_Given task_
Output every record word for word.

_Source data_
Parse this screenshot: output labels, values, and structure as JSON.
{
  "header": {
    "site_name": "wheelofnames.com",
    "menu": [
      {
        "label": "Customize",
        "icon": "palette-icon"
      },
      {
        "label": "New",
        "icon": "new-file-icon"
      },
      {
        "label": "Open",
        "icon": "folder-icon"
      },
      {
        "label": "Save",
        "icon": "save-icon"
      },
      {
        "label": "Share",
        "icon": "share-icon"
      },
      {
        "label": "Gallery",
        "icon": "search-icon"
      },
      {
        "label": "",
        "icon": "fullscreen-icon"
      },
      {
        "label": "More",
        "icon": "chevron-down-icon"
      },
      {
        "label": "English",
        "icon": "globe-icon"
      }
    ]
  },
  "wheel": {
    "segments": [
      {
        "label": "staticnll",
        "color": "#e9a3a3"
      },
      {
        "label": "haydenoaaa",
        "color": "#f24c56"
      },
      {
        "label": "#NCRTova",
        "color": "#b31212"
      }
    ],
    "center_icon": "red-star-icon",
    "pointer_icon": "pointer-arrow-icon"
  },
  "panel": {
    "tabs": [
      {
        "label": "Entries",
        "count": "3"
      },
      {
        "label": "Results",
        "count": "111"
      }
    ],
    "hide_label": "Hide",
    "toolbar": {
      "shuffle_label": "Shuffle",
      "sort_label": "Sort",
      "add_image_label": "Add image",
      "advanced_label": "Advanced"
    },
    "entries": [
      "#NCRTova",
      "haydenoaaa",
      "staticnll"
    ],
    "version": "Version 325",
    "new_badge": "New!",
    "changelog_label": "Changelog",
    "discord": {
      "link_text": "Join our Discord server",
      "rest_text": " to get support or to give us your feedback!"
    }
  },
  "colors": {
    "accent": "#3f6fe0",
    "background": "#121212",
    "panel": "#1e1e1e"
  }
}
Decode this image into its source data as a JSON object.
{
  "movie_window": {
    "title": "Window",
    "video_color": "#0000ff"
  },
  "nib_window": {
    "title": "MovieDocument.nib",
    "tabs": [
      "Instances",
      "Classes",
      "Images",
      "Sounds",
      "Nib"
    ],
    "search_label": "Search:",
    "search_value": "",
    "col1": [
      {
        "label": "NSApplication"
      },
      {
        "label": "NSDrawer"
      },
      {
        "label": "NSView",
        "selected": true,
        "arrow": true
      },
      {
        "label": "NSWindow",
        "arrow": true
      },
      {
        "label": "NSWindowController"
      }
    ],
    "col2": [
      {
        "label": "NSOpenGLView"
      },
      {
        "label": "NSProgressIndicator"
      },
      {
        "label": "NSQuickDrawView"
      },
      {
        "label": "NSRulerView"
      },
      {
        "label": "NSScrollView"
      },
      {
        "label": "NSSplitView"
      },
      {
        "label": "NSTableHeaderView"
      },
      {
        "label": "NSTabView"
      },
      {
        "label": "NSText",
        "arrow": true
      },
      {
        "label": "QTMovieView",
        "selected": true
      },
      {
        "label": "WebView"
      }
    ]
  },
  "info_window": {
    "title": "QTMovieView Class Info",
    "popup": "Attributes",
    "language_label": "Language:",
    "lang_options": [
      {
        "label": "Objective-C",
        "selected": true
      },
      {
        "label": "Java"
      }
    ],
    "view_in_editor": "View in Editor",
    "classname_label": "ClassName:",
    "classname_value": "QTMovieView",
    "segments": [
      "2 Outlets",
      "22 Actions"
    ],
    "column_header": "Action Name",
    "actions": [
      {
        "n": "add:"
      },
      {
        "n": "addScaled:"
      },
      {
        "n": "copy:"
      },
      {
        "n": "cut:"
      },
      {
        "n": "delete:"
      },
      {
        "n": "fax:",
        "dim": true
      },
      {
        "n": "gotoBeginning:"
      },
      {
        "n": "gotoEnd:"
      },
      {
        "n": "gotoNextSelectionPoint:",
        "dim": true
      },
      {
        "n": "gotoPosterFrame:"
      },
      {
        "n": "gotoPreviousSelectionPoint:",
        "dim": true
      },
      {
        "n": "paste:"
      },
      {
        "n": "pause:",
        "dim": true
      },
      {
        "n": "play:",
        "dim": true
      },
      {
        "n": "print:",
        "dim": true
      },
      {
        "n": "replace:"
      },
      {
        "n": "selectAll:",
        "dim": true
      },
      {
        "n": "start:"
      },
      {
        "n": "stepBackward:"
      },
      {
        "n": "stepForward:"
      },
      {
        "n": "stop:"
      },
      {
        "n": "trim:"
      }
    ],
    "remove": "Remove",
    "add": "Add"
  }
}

_Answer to the problem_
Parse this screenshot: output labels, values, and structure as JSON.
{
  "header": {
    "site_name": "wheelofnames.com",
    "menu": [
      {
        "label": "Customize",
        "icon": "palette-icon"
      },
      {
        "label": "New",
        "icon": "new-file-icon"
      },
      {
        "label": "Open",
        "icon": "folder-icon"
      },
      {
        "label": "Save",
        "icon": "save-icon"
      },
      {
        "label": "Share",
        "icon": "share-icon"
      },
      {
        "label": "Gallery",
        "icon": "search-icon"
      },
      {
        "label": "",
        "icon": "fullscreen-icon"
      },
      {
        "label": "More",
        "icon": "chevron-down-icon"
      },
      {
        "label": "English",
        "icon": "globe-icon"
      }
    ]
  },
  "wheel": {
    "segments": [
      {
        "label": "staticnll",
        "color": "#e9a3a3"
      },
      {
        "label": "haydenoaaa",
        "color": "#f24c56"
      },
      {
        "label": "#NCRTova",
        "color": "#b31212"
      }
    ],
    "center_icon": "red-star-icon",
    "pointer_icon": "pointer-arrow-icon"
  },
  "panel": {
    "tabs": [
      {
        "label": "Entries",
        "count": "3"
      },
      {
        "label": "Results",
        "count": "111"
      }
    ],
    "hide_label": "Hide",
    "toolbar": {
      "shuffle_label": "Shuffle",
      "sort_label": "Sort",
      "add_image_label": "Add image",
      "advanced_label": "Advanced"
    },
    "entries": [
      "#NCRTova",
      "haydenoaaa",
      "staticnll"
    ],
    "version": "Version 325",
    "new_badge": "New!",
    "changelog_label": "Changelog",
    "discord": {
      "link_text": "Join our Discord server",
      "rest_text": " to get support or to give us your feedback!"
    }
  },
  "colors": {
    "accent": "#3f6fe0",
    "background": "#121212",
    "panel": "#1e1e1e"
  }
}
Decode this image into its source data as a JSON object.
{
  "movie_window": {
    "title": "Window",
    "video_color": "#0000ff"
  },
  "nib_window": {
    "title": "MovieDocument.nib",
    "tabs": [
      "Instances",
      "Classes",
      "Images",
      "Sounds",
      "Nib"
    ],
    "search_label": "Search:",
    "search_value": "",
    "col1": [
      {
        "label": "NSApplication"
      },
      {
        "label": "NSDrawer"
      },
      {
        "label": "NSView",
        "selected": true,
        "arrow": true
      },
      {
        "label": "NSWindow",
        "arrow": true
      },
      {
        "label": "NSWindowController"
      }
    ],
    "col2": [
      {
        "label": "NSOpenGLView"
      },
      {
        "label": "NSProgressIndicator"
      },
      {
        "label": "NSQuickDrawView"
      },
      {
        "label": "NSRulerView"
      },
      {
        "label": "NSScrollView"
      },
      {
        "label": "NSSplitView"
      },
      {
        "label": "NSTableHeaderView"
      },
      {
        "label": "NSTabView"
      },
      {
        "label": "NSText",
        "arrow": true
      },
      {
        "label": "QTMovieView",
        "selected": true
      },
      {
        "label": "WebView"
      }
    ]
  },
  "info_window": {
    "title": "QTMovieView Class Info",
    "popup": "Attributes",
    "language_label": "Language:",
    "lang_options": [
      {
        "label": "Objective-C",
        "selected": true
      },
      {
        "label": "Java"
      }
    ],
    "view_in_editor": "View in Editor",
    "classname_label": "ClassName:",
    "classname_value": "QTMovieView",
    "segments": [
      "2 Outlets",
      "22 Actions"
    ],
    "column_header": "Action Name",
    "actions": [
      {
        "n": "add:"
      },
      {
        "n": "addScaled:"
      },
      {
        "n": "copy:"
      },
      {
        "n": "cut:"
      },
      {
        "n": "delete:"
      },
      {
        "n": "fax:",
        "dim": true
      },
      {
        "n": "gotoBeginning:"
      },
      {
        "n": "gotoEnd:"
      },
      {
        "n": "gotoNextSelectionPoint:",
        "dim": true
      },
      {
        "n": "gotoPosterFrame:"
      },
      {
        "n": "gotoPreviousSelectionPoint:",
        "dim": true
      },
      {
        "n": "paste:"
      },
      {
        "n": "pause:",
        "dim": true
      },
      {
        "n": "play:",
        "dim": true
      },
      {
        "n": "print:",
        "dim": true
      },
      {
        "n": "replace:"
      },
      {
        "n": "selectAll:",
        "dim": true
      },
      {
        "n": "start:"
      },
      {
        "n": "stepBackward:"
      },
      {
        "n": "stepForward:"
      },
      {
        "n": "stop:"
      },
      {
        "n": "trim:"
      }
    ],
    "remove": "Remove",
    "add": "Add"
  }
}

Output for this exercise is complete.